• DESCRIPTION OF THE TASK: Pick out each line below containing "Vodní".

• GIVEN INFORMATION:
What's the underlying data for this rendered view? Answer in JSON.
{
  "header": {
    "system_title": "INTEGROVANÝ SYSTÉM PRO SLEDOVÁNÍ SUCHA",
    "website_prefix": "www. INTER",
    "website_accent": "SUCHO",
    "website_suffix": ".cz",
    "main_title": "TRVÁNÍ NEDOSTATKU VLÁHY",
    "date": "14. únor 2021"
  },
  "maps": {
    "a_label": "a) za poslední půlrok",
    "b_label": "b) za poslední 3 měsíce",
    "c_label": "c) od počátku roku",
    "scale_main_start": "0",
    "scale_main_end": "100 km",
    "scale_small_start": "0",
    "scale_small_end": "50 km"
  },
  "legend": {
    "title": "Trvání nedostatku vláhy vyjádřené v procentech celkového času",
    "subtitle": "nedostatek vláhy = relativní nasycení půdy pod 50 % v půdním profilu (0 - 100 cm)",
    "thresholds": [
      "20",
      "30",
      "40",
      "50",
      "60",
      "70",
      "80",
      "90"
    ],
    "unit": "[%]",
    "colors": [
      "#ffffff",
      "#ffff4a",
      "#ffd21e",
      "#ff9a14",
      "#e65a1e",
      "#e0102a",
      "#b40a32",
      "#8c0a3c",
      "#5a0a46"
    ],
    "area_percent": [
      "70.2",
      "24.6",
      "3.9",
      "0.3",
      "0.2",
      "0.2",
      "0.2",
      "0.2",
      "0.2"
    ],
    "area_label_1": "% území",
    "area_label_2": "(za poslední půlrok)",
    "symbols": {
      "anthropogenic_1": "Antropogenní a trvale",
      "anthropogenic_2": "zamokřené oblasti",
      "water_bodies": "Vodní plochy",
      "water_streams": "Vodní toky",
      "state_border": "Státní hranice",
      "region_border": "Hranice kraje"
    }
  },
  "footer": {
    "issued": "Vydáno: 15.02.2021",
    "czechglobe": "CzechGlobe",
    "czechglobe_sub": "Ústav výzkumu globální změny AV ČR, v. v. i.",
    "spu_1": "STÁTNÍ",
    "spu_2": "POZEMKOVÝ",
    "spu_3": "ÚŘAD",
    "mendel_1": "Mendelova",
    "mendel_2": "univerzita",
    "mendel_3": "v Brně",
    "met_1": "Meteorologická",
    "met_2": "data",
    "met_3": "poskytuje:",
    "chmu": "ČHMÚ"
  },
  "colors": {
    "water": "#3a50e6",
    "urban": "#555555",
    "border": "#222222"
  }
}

• SOLVED PROBLEM:
      "water_bodies": "Vodní plochy",
      "water_streams": "Vodní toky",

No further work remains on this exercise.